→ **Your goal**
Repeat each entry in full, exactly.

[Stored data]
■ ■ ■

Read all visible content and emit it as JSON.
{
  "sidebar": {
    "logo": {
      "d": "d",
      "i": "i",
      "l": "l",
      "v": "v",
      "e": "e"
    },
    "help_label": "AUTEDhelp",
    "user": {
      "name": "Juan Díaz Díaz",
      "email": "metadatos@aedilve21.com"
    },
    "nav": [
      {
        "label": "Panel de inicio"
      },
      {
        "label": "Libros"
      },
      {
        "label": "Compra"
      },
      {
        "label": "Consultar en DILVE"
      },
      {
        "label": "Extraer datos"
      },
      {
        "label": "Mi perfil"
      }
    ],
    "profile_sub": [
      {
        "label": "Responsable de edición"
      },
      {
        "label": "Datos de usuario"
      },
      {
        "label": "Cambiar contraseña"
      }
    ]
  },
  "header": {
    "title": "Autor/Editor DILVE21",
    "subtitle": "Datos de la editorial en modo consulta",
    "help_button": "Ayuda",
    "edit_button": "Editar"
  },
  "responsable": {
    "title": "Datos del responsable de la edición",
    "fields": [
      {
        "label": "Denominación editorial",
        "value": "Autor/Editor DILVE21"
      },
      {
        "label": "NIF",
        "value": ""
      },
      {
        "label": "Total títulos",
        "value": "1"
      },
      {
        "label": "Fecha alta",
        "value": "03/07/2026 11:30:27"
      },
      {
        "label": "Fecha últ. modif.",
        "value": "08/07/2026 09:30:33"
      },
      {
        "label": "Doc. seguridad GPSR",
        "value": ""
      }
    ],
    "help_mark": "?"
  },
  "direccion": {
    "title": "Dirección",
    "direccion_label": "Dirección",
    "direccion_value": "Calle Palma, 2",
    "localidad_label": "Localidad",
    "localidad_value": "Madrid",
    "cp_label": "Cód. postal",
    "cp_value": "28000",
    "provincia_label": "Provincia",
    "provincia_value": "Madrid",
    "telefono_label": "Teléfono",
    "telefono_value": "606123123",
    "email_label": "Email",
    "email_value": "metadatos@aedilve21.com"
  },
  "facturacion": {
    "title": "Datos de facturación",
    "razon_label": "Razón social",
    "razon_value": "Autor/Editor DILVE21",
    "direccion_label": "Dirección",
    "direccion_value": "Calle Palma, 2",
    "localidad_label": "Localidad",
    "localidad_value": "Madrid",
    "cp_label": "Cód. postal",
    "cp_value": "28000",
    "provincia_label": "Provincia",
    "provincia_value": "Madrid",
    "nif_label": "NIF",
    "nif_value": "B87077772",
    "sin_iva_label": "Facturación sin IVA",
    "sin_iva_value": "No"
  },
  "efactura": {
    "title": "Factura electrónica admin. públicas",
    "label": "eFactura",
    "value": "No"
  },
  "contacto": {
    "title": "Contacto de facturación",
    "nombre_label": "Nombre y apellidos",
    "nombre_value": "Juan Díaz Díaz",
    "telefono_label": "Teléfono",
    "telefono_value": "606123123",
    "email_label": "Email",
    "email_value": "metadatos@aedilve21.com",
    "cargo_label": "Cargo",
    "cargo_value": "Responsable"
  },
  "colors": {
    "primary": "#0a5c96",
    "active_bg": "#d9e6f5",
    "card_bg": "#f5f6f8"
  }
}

■ ■ ■

→ **Answer to the exercise**
Read all visible content and emit it as JSON.
{
  "sidebar": {
    "logo": {
      "d": "d",
      "i": "i",
      "l": "l",
      "v": "v",
      "e": "e"
    },
    "help_label": "AUTEDhelp",
    "user": {
      "name": "Juan Díaz Díaz",
      "email": "metadatos@aedilve21.com"
    },
    "nav": [
      {
        "label": "Panel de inicio"
      },
      {
        "label": "Libros"
      },
      {
        "label": "Compra"
      },
      {
        "label": "Consultar en DILVE"
      },
      {
        "label": "Extraer datos"
      },
      {
        "label": "Mi perfil"
      }
    ],
    "profile_sub": [
      {
        "label": "Responsable de edición"
      },
      {
        "label": "Datos de usuario"
      },
      {
        "label": "Cambiar contraseña"
      }
    ]
  },
  "header": {
    "title": "Autor/Editor DILVE21",
    "subtitle": "Datos de la editorial en modo consulta",
    "help_button": "Ayuda",
    "edit_button": "Editar"
  },
  "responsable": {
    "title": "Datos del responsable de la edición",
    "fields": [
      {
        "label": "Denominación editorial",
        "value": "Autor/Editor DILVE21"
      },
      {
        "label": "NIF",
        "value": ""
      },
      {
        "label": "Total títulos",
        "value": "1"
      },
      {
        "label": "Fecha alta",
        "value": "03/07/2026 11:30:27"
      },
      {
        "label": "Fecha últ. modif.",
        "value": "08/07/2026 09:30:33"
      },
      {
        "label": "Doc. seguridad GPSR",
        "value": ""
      }
    ],
    "help_mark": "?"
  },
  "direccion": {
    "title": "Dirección",
    "direccion_label": "Dirección",
    "direccion_value": "Calle Palma, 2",
    "localidad_label": "Localidad",
    "localidad_value": "Madrid",
    "cp_label": "Cód. postal",
    "cp_value": "28000",
    "provincia_label": "Provincia",
    "provincia_value": "Madrid",
    "telefono_label": "Teléfono",
    "telefono_value": "606123123",
    "email_label": "Email",
    "email_value": "metadatos@aedilve21.com"
  },
  "facturacion": {
    "title": "Datos de facturación",
    "razon_label": "Razón social",
    "razon_value": "Autor/Editor DILVE21",
    "direccion_label": "Dirección",
    "direccion_value": "Calle Palma, 2",
    "localidad_label": "Localidad",
    "localidad_value": "Madrid",
    "cp_label": "Cód. postal",
    "cp_value": "28000",
    "provincia_label": "Provincia",
    "provincia_value": "Madrid",
    "nif_label": "NIF",
    "nif_value": "B87077772",
    "sin_iva_label": "Facturación sin IVA",
    "sin_iva_value": "No"
  },
  "efactura": {
    "title": "Factura electrónica admin. públicas",
    "label": "eFactura",
    "value": "No"
  },
  "contacto": {
    "title": "Contacto de facturación",
    "nombre_label": "Nombre y apellidos",
    "nombre_value": "Juan Díaz Díaz",
    "telefono_label": "Teléfono",
    "telefono_value": "606123123",
    "email_label": "Email",
    "email_value": "metadatos@aedilve21.com",
    "cargo_label": "Cargo",
    "cargo_value": "Responsable"
  },
  "colors": {
    "primary": "#0a5c96",
    "active_bg": "#d9e6f5",
    "card_bg": "#f5f6f8"
  }
}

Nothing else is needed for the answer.